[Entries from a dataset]
◆ ◆ ◆

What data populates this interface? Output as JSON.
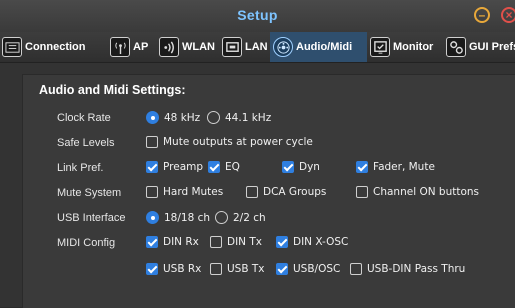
{
  "window": {
    "title": "Setup"
  },
  "tabs": [
    {
      "label": "Connection",
      "icon": "connection-icon"
    },
    {
      "label": "AP",
      "icon": "antenna-icon"
    },
    {
      "label": "WLAN",
      "icon": "wifi-icon"
    },
    {
      "label": "LAN",
      "icon": "lan-icon"
    },
    {
      "label": "Audio/Midi",
      "icon": "audio-midi-icon",
      "active": true
    },
    {
      "label": "Monitor",
      "icon": "monitor-icon"
    },
    {
      "label": "GUI Prefs",
      "icon": "gears-icon"
    }
  ],
  "section": {
    "title": "Audio and Midi Settings:"
  },
  "rows": {
    "clock_rate": {
      "label": "Clock Rate",
      "options": [
        "48 kHz",
        "44.1 kHz"
      ],
      "selected": "48 kHz"
    },
    "safe_levels": {
      "label": "Safe Levels",
      "options": [
        "Mute outputs at power cycle"
      ]
    },
    "link_pref": {
      "label": "Link Pref.",
      "options": [
        "Preamp",
        "EQ",
        "Dyn",
        "Fader, Mute"
      ]
    },
    "mute_system": {
      "label": "Mute System",
      "options": [
        "Hard Mutes",
        "DCA Groups",
        "Channel ON buttons"
      ]
    },
    "usb_interface": {
      "label": "USB Interface",
      "options": [
        "18/18 ch",
        "2/2 ch"
      ],
      "selected": "18/18 ch"
    },
    "midi_config": {
      "label": "MIDI Config",
      "options": [
        "DIN Rx",
        "DIN Tx",
        "DIN X-OSC",
        "USB Rx",
        "USB Tx",
        "USB/OSC",
        "USB-DIN Pass Thru"
      ]
    }
  },
  "colors": {
    "accent": "#2f7fe0",
    "title": "#7ec4ff"
  }
}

◆ ◆ ◆

* _Task prompt_:
Output, exactly, all the records above; include no pictures.

* _The reply_:
What data populates this interface? Output as JSON.
{
  "window": {
    "title": "Setup"
  },
  "tabs": [
    {
      "label": "Connection",
      "icon": "connection-icon"
    },
    {
      "label": "AP",
      "icon": "antenna-icon"
    },
    {
      "label": "WLAN",
      "icon": "wifi-icon"
    },
    {
      "label": "LAN",
      "icon": "lan-icon"
    },
    {
      "label": "Audio/Midi",
      "icon": "audio-midi-icon",
      "active": true
    },
    {
      "label": "Monitor",
      "icon": "monitor-icon"
    },
    {
      "label": "GUI Prefs",
      "icon": "gears-icon"
    }
  ],
  "section": {
    "title": "Audio and Midi Settings:"
  },
  "rows": {
    "clock_rate": {
      "label": "Clock Rate",
      "options": [
        "48 kHz",
        "44.1 kHz"
      ],
      "selected": "48 kHz"
    },
    "safe_levels": {
      "label": "Safe Levels",
      "options": [
        "Mute outputs at power cycle"
      ]
    },
    "link_pref": {
      "label": "Link Pref.",
      "options": [
        "Preamp",
        "EQ",
        "Dyn",
        "Fader, Mute"
      ]
    },
    "mute_system": {
      "label": "Mute System",
      "options": [
        "Hard Mutes",
        "DCA Groups",
        "Channel ON buttons"
      ]
    },
    "usb_interface": {
      "label": "USB Interface",
      "options": [
        "18/18 ch",
        "2/2 ch"
      ],
      "selected": "18/18 ch"
    },
    "midi_config": {
      "label": "MIDI Config",
      "options": [
        "DIN Rx",
        "DIN Tx",
        "DIN X-OSC",
        "USB Rx",
        "USB Tx",
        "USB/OSC",
        "USB-DIN Pass Thru"
      ]
    }
  },
  "colors": {
    "accent": "#2f7fe0",
    "title": "#7ec4ff"
  }
}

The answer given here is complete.